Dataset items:
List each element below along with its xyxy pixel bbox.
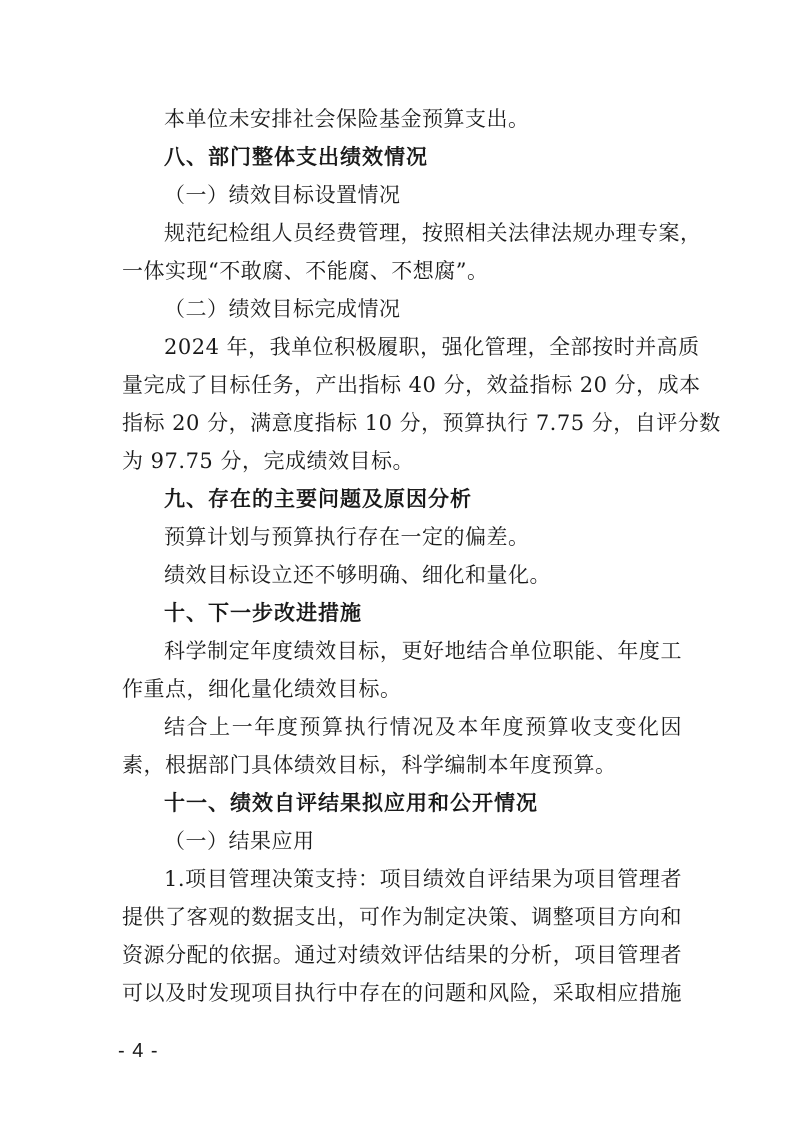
paragraph-application-line-1: 1.项目管理决策支持：项目绩效自评结果为项目管理者 [164, 867, 682, 891]
paragraph-goal-setting-line-2: 一体实现“不敢腐、不能腐、不想腐”。 [122, 259, 489, 283]
paragraph-improvement-1-line-1: 科学制定年度绩效目标，更好地结合单位职能、年度工 [164, 639, 682, 663]
paragraph-problem-2: 绩效目标设立还不够明确、细化和量化。 [164, 563, 551, 587]
paragraph-improvement-2-line-2: 素，根据部门具体绩效目标，科学编制本年度预算。 [122, 753, 617, 777]
paragraph-application-line-3: 资源分配的依据。通过对绩效评估结果的分析，项目管理者 [122, 943, 682, 967]
paragraph-improvement-2-line-1: 结合上一年度预算执行情况及本年度预算收支变化因 [164, 715, 682, 739]
paragraph-goal-setting-line-1: 规范纪检组人员经费管理，按照相关法律法规办理专案， [164, 221, 702, 245]
paragraph-goal-completion-line-3: 指标 20 分，满意度指标 10 分，预算执行 7.75 分，自评分数 [122, 411, 721, 435]
paragraph-improvement-1-line-2: 作重点，细化量化绩效目标。 [122, 677, 402, 701]
paragraph-goal-completion-line-4: 为 97.75 分，完成绩效目标。 [122, 449, 414, 473]
heading-section-9: 九、存在的主要问题及原因分析 [164, 487, 472, 511]
page-number: - 4 - [118, 1040, 159, 1062]
paragraph-application-line-4: 可以及时发现项目执行中存在的问题和风险，采取相应措施 [122, 981, 682, 1005]
paragraph-application-line-2: 提供了客观的数据支出，可作为制定决策、调整项目方向和 [122, 905, 682, 929]
heading-section-10: 十、下一步改进措施 [164, 601, 362, 625]
paragraph-social-insurance-line: 本单位未安排社会保险基金预算支出。 [164, 107, 530, 131]
subheading-goal-setting: （一）绩效目标设置情况 [164, 183, 401, 207]
heading-section-8: 八、部门整体支出绩效情况 [164, 145, 428, 169]
paragraph-goal-completion-line-2: 量完成了目标任务，产出指标 40 分，效益指标 20 分，成本 [122, 373, 701, 397]
heading-section-11: 十一、绩效自评结果拟应用和公开情况 [164, 791, 538, 815]
paragraph-goal-completion-line-1: 2024 年，我单位积极履职，强化管理，全部按时并高质 [164, 335, 700, 359]
subheading-result-application: （一）结果应用 [164, 829, 315, 853]
subheading-goal-completion: （二）绩效目标完成情况 [164, 297, 401, 321]
paragraph-problem-1: 预算计划与预算执行存在一定的偏差。 [164, 525, 530, 549]
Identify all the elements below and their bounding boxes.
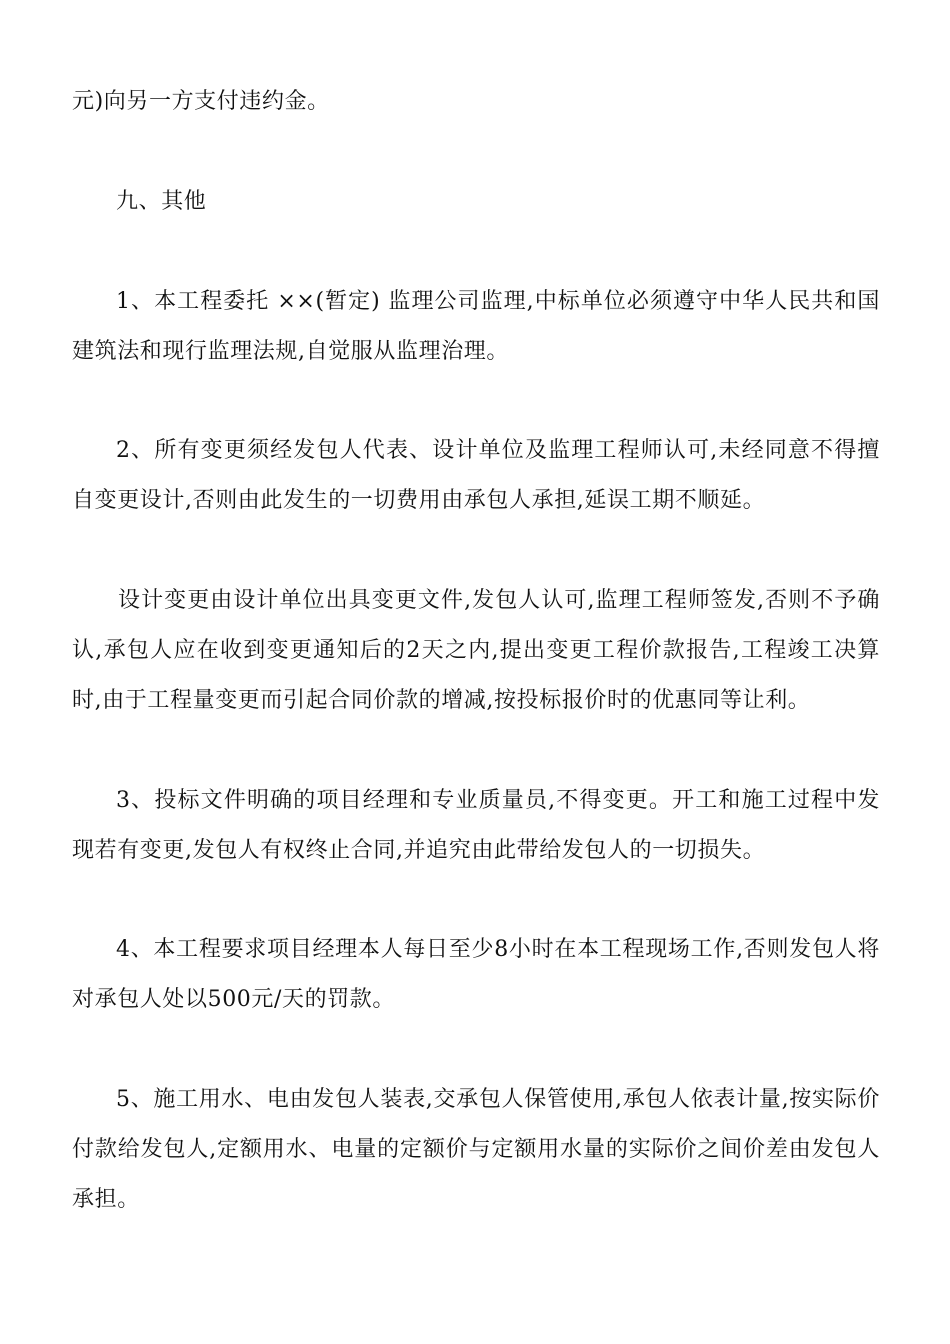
- clause-3: 3、投标文件明确的项目经理和专业质量员,不得变更。开工和施工过程中发现若有变更,发包人有权终止合同,并追究由此带给发包人的一切损失。: [72, 788, 880, 863]
- clause-2-design-change: 设计变更由设计单位出具变更文件,发包人认可,监理工程师签发,否则不予确认,承包人应在收到变更通知后的2天之内,提出变更工程价款报告,工程竣工决算时,由于工程量变更而引起合同价款的增减,按投标报价时的优惠同等让利。: [72, 588, 880, 713]
- clause-1: 1、本工程委托 ××(暂定) 监理公司监理,中标单位必须遵守中华人民共和国建筑法和现行监理法规,自觉服从监理治理。: [72, 289, 880, 364]
- clause-2: 2、所有变更须经发包人代表、设计单位及监理工程师认可,未经同意不得擅自变更设计,否则由此发生的一切费用由承包人承担,延误工期不顺延。: [72, 438, 880, 513]
- section-heading-other: 九、其他: [116, 189, 207, 214]
- clause-5: 5、施工用水、电由发包人装表,交承包人保管使用,承包人依表计量,按实际价付款给发包人,定额用水、电量的定额价与定额用水量的实际价之间价差由发包人承担。: [72, 1087, 880, 1212]
- paragraph-continuation: 元)向另一方支付违约金。: [72, 89, 330, 114]
- clause-4: 4、本工程要求项目经理本人每日至少8小时在本工程现场工作,否则发包人将对承包人处以500元/天的罚款。: [72, 937, 880, 1012]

* Aim *
Return every line of the data above without any changes, omitting the pictures.

* Exercise result *
List each element below along with its xyxy pixel bbox.
paragraph-application-line-1: 1.项目管理决策支持：项目绩效自评结果为项目管理者 [164, 867, 682, 891]
paragraph-goal-setting-line-2: 一体实现“不敢腐、不能腐、不想腐”。 [122, 259, 489, 283]
paragraph-improvement-1-line-1: 科学制定年度绩效目标，更好地结合单位职能、年度工 [164, 639, 682, 663]
paragraph-problem-2: 绩效目标设立还不够明确、细化和量化。 [164, 563, 551, 587]
paragraph-improvement-2-line-2: 素，根据部门具体绩效目标，科学编制本年度预算。 [122, 753, 617, 777]
paragraph-application-line-3: 资源分配的依据。通过对绩效评估结果的分析，项目管理者 [122, 943, 682, 967]
paragraph-improvement-2-line-1: 结合上一年度预算执行情况及本年度预算收支变化因 [164, 715, 682, 739]
paragraph-goal-setting-line-1: 规范纪检组人员经费管理，按照相关法律法规办理专案， [164, 221, 702, 245]
paragraph-goal-completion-line-3: 指标 20 分，满意度指标 10 分，预算执行 7.75 分，自评分数 [122, 411, 721, 435]
paragraph-improvement-1-line-2: 作重点，细化量化绩效目标。 [122, 677, 402, 701]
paragraph-goal-completion-line-4: 为 97.75 分，完成绩效目标。 [122, 449, 414, 473]
heading-section-9: 九、存在的主要问题及原因分析 [164, 487, 472, 511]
page-number: - 4 - [118, 1040, 159, 1062]
paragraph-application-line-4: 可以及时发现项目执行中存在的问题和风险，采取相应措施 [122, 981, 682, 1005]
paragraph-application-line-2: 提供了客观的数据支出，可作为制定决策、调整项目方向和 [122, 905, 682, 929]
heading-section-10: 十、下一步改进措施 [164, 601, 362, 625]
paragraph-social-insurance-line: 本单位未安排社会保险基金预算支出。 [164, 107, 530, 131]
subheading-goal-setting: （一）绩效目标设置情况 [164, 183, 401, 207]
heading-section-8: 八、部门整体支出绩效情况 [164, 145, 428, 169]
paragraph-goal-completion-line-2: 量完成了目标任务，产出指标 40 分，效益指标 20 分，成本 [122, 373, 701, 397]
heading-section-11: 十一、绩效自评结果拟应用和公开情况 [164, 791, 538, 815]
paragraph-goal-completion-line-1: 2024 年，我单位积极履职，强化管理，全部按时并高质 [164, 335, 700, 359]
subheading-result-application: （一）结果应用 [164, 829, 315, 853]
subheading-goal-completion: （二）绩效目标完成情况 [164, 297, 401, 321]
paragraph-problem-1: 预算计划与预算执行存在一定的偏差。 [164, 525, 530, 549]
Identify all the elements below and their bounding boxes.
- clause-3: 3、投标文件明确的项目经理和专业质量员,不得变更。开工和施工过程中发现若有变更,发包人有权终止合同,并追究由此带给发包人的一切损失。: [72, 788, 880, 863]
- clause-2-design-change: 设计变更由设计单位出具变更文件,发包人认可,监理工程师签发,否则不予确认,承包人应在收到变更通知后的2天之内,提出变更工程价款报告,工程竣工决算时,由于工程量变更而引起合同价款的增减,按投标报价时的优惠同等让利。: [72, 588, 880, 713]
- clause-1: 1、本工程委托 ××(暂定) 监理公司监理,中标单位必须遵守中华人民共和国建筑法和现行监理法规,自觉服从监理治理。: [72, 289, 880, 364]
- clause-2: 2、所有变更须经发包人代表、设计单位及监理工程师认可,未经同意不得擅自变更设计,否则由此发生的一切费用由承包人承担,延误工期不顺延。: [72, 438, 880, 513]
- section-heading-other: 九、其他: [116, 189, 207, 214]
- clause-5: 5、施工用水、电由发包人装表,交承包人保管使用,承包人依表计量,按实际价付款给发包人,定额用水、电量的定额价与定额用水量的实际价之间价差由发包人承担。: [72, 1087, 880, 1212]
- paragraph-continuation: 元)向另一方支付违约金。: [72, 89, 330, 114]
- clause-4: 4、本工程要求项目经理本人每日至少8小时在本工程现场工作,否则发包人将对承包人处以500元/天的罚款。: [72, 937, 880, 1012]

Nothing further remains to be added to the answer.